*TASK PROMPT*. Retype each entry below exactly as it stands.

*Stored records*.
- - -
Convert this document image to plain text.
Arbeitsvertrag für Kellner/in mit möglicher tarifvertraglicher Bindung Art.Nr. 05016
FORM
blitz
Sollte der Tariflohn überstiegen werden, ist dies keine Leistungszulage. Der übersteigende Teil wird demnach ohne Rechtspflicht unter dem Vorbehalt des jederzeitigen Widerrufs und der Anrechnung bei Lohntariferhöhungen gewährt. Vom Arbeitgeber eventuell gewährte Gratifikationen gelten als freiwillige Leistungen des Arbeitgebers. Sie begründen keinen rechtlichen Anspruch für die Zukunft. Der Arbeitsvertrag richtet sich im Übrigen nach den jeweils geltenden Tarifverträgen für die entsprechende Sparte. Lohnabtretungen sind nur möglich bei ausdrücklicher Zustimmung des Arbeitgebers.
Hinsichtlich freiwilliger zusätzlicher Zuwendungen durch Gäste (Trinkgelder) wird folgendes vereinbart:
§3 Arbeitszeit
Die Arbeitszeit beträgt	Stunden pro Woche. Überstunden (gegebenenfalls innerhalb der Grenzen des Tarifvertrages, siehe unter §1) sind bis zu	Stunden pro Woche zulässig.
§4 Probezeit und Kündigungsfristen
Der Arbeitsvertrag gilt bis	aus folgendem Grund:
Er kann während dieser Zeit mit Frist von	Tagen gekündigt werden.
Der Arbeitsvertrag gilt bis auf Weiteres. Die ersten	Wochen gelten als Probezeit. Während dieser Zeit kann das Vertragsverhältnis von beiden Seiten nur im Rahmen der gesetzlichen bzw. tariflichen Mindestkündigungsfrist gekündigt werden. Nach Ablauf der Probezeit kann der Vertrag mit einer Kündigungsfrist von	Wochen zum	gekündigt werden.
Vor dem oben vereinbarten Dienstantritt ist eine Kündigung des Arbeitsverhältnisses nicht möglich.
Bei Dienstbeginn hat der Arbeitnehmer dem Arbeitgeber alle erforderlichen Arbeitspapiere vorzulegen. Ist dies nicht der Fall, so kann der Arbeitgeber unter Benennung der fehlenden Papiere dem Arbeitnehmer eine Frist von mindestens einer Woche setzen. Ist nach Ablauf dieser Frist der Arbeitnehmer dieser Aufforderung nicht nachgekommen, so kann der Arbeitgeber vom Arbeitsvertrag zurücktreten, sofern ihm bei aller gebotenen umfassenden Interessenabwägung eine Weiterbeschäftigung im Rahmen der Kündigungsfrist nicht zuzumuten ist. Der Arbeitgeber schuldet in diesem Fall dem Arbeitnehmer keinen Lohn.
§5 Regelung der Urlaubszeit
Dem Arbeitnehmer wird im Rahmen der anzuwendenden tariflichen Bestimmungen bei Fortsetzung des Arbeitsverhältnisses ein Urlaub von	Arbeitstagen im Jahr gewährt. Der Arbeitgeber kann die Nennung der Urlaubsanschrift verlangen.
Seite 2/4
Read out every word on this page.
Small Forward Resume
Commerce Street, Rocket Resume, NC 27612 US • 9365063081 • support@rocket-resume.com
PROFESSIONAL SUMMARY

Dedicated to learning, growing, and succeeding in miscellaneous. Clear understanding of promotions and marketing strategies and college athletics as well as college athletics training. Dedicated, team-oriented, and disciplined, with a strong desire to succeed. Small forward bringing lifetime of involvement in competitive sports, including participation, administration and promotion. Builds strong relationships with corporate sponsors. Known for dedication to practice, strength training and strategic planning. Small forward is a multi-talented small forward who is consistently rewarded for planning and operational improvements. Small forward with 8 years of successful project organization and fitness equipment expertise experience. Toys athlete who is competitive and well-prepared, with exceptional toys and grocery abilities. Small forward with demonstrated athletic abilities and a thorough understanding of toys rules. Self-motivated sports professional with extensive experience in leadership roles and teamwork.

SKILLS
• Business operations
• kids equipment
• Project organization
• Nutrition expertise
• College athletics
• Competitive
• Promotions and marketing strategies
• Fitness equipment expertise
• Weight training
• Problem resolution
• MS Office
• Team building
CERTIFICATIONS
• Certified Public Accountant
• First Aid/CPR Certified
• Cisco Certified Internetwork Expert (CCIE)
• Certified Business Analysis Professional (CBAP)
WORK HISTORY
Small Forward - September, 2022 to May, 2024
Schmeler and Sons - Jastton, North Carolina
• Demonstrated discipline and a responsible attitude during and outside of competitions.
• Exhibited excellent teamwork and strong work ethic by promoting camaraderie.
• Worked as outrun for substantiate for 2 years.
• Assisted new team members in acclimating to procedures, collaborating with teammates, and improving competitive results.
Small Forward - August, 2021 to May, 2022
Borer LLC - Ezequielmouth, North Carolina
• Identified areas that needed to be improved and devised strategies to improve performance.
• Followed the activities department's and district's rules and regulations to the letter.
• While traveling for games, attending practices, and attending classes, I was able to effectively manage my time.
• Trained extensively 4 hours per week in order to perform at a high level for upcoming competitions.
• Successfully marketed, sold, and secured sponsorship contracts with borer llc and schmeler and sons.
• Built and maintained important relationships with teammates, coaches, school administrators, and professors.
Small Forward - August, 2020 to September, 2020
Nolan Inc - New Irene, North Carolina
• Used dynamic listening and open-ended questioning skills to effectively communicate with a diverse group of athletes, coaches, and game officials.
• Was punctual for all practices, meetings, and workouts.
- - -
*RESPONSE TO THE EXERCISE*.
Convert this document image to plain text.
Arbeitsvertrag für Kellner/in mit möglicher tarifvertraglicher Bindung Art.Nr. 05016
FORM
blitz
Sollte der Tariflohn überstiegen werden, ist dies keine Leistungszulage. Der übersteigende Teil wird demnach ohne Rechtspflicht unter dem Vorbehalt des jederzeitigen Widerrufs und der Anrechnung bei Lohntariferhöhungen gewährt. Vom Arbeitgeber eventuell gewährte Gratifikationen gelten als freiwillige Leistungen des Arbeitgebers. Sie begründen keinen rechtlichen Anspruch für die Zukunft. Der Arbeitsvertrag richtet sich im Übrigen nach den jeweils geltenden Tarifverträgen für die entsprechende Sparte. Lohnabtretungen sind nur möglich bei ausdrücklicher Zustimmung des Arbeitgebers.
Hinsichtlich freiwilliger zusätzlicher Zuwendungen durch Gäste (Trinkgelder) wird folgendes vereinbart:
§3 Arbeitszeit
Die Arbeitszeit beträgt	Stunden pro Woche. Überstunden (gegebenenfalls innerhalb der Grenzen des Tarifvertrages, siehe unter §1) sind bis zu	Stunden pro Woche zulässig.
§4 Probezeit und Kündigungsfristen
Der Arbeitsvertrag gilt bis	aus folgendem Grund:
Er kann während dieser Zeit mit Frist von	Tagen gekündigt werden.
Der Arbeitsvertrag gilt bis auf Weiteres. Die ersten	Wochen gelten als Probezeit. Während dieser Zeit kann das Vertragsverhältnis von beiden Seiten nur im Rahmen der gesetzlichen bzw. tariflichen Mindestkündigungsfrist gekündigt werden. Nach Ablauf der Probezeit kann der Vertrag mit einer Kündigungsfrist von	Wochen zum	gekündigt werden.
Vor dem oben vereinbarten Dienstantritt ist eine Kündigung des Arbeitsverhältnisses nicht möglich.
Bei Dienstbeginn hat der Arbeitnehmer dem Arbeitgeber alle erforderlichen Arbeitspapiere vorzulegen. Ist dies nicht der Fall, so kann der Arbeitgeber unter Benennung der fehlenden Papiere dem Arbeitnehmer eine Frist von mindestens einer Woche setzen. Ist nach Ablauf dieser Frist der Arbeitnehmer dieser Aufforderung nicht nachgekommen, so kann der Arbeitgeber vom Arbeitsvertrag zurücktreten, sofern ihm bei aller gebotenen umfassenden Interessenabwägung eine Weiterbeschäftigung im Rahmen der Kündigungsfrist nicht zuzumuten ist. Der Arbeitgeber schuldet in diesem Fall dem Arbeitnehmer keinen Lohn.
§5 Regelung der Urlaubszeit
Dem Arbeitnehmer wird im Rahmen der anzuwendenden tariflichen Bestimmungen bei Fortsetzung des Arbeitsverhältnisses ein Urlaub von	Arbeitstagen im Jahr gewährt. Der Arbeitgeber kann die Nennung der Urlaubsanschrift verlangen.
Seite 2/4
Read out every word on this page.
Small Forward Resume
Commerce Street, Rocket Resume, NC 27612 US • 9365063081 • support@rocket-resume.com
PROFESSIONAL SUMMARY

Dedicated to learning, growing, and succeeding in miscellaneous. Clear understanding of promotions and marketing strategies and college athletics as well as college athletics training. Dedicated, team-oriented, and disciplined, with a strong desire to succeed. Small forward bringing lifetime of involvement in competitive sports, including participation, administration and promotion. Builds strong relationships with corporate sponsors. Known for dedication to practice, strength training and strategic planning. Small forward is a multi-talented small forward who is consistently rewarded for planning and operational improvements. Small forward with 8 years of successful project organization and fitness equipment expertise experience. Toys athlete who is competitive and well-prepared, with exceptional toys and grocery abilities. Small forward with demonstrated athletic abilities and a thorough understanding of toys rules. Self-motivated sports professional with extensive experience in leadership roles and teamwork.

SKILLS
• Business operations
• kids equipment
• Project organization
• Nutrition expertise
• College athletics
• Competitive
• Promotions and marketing strategies
• Fitness equipment expertise
• Weight training
• Problem resolution
• MS Office
• Team building
CERTIFICATIONS
• Certified Public Accountant
• First Aid/CPR Certified
• Cisco Certified Internetwork Expert (CCIE)
• Certified Business Analysis Professional (CBAP)
WORK HISTORY
Small Forward - September, 2022 to May, 2024
Schmeler and Sons - Jastton, North Carolina
• Demonstrated discipline and a responsible attitude during and outside of competitions.
• Exhibited excellent teamwork and strong work ethic by promoting camaraderie.
• Worked as outrun for substantiate for 2 years.
• Assisted new team members in acclimating to procedures, collaborating with teammates, and improving competitive results.
Small Forward - August, 2021 to May, 2022
Borer LLC - Ezequielmouth, North Carolina
• Identified areas that needed to be improved and devised strategies to improve performance.
• Followed the activities department's and district's rules and regulations to the letter.
• While traveling for games, attending practices, and attending classes, I was able to effectively manage my time.
• Trained extensively 4 hours per week in order to perform at a high level for upcoming competitions.
• Successfully marketed, sold, and secured sponsorship contracts with borer llc and schmeler and sons.
• Built and maintained important relationships with teammates, coaches, school administrators, and professors.
Small Forward - August, 2020 to September, 2020
Nolan Inc - New Irene, North Carolina
• Used dynamic listening and open-ended questioning skills to effectively communicate with a diverse group of athletes, coaches, and game officials.
• Was punctual for all practices, meetings, and workouts.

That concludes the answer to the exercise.